«Personne au Danemark ne peut comprendre comment cela peut fonctionner!», déclare Jan Lange à propos du tramway et de sa gratuité. Sur la photo: Sanne et Jan Lange de l’Association danoise du Luxembourg. (Photo: Nader Ghavami

«Personne au Danemark ne peut comprendre comment cela peut fonctionner!», déclare Jan Lange à propos du tramway et de sa gratuité. Sur la photo: Sanne et Jan Lange de l’Association danoise du Luxembourg. (Photo: Nader Ghavami

L’identité du Luxembourg est indéniablement liée à son internationalité, compte tenu de la longue histoire d’immigration et d’émigration du pays. Dans notre série hebdomadaire #InternationalOrg, Paperjam veut en savoir plus sur les institutions qui sauvegardent cette diversité interculturelle. Aujourd’hui, l’Association danoise du Luxembourg.

Merci de vous présenter et de présenter votre association.

Jan Lange (J.L.) – «Je suis le président de l’Association danoise. Je suis président depuis huit ou dix ans. Je suis également membre du conseil d’administration depuis plus de 32 ans.»

Sanne Lange. — «Jan est le président et je suis… la trésorière [tout le monde rit].»

J.L. – «L’association est née d’une idée émise par des membres du parlement en 1972. À l’époque, il y avait un grand besoin d’avoir une sorte de société où les Danois étaient rassemblés… alors en 1973, ils ont créé cette association. Son but, bien sûr, est de maintenir les traditions danoises, de maintenir la vie sociale et culturelle, de s’assurer que nous gardons un bon lien avec le Danemark, même si nous vivons au Luxembourg et que nous ne sommes pas si loin. C’est l’idée de base.

____

Traduisez en anglais cette phrase de l'entretien sur l'Association danoise du Luxembourg : « Je suis également membre du conseil d'administration depuis plus de 32 ans. » Les lignes ne jouent aucun rôle dans ce travail.

### Données fournies:
____

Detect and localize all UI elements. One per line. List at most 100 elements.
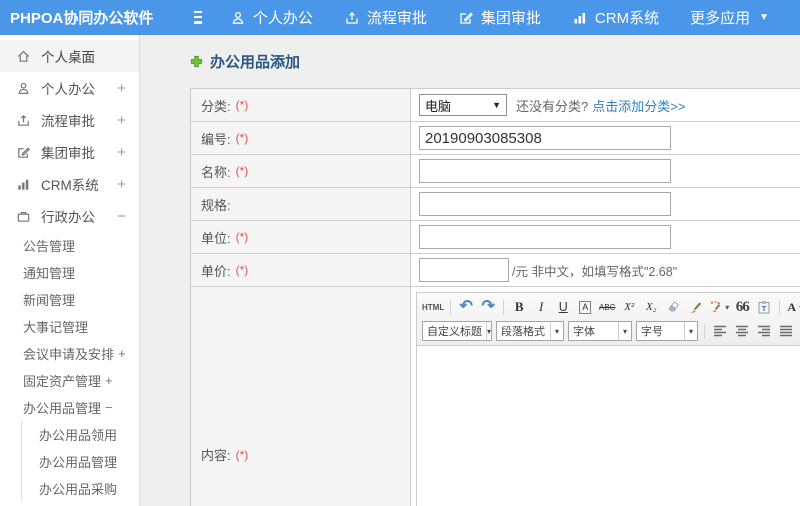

____

### Tâche accomplie:
I have also been a member of the board of directors for more than 32 years.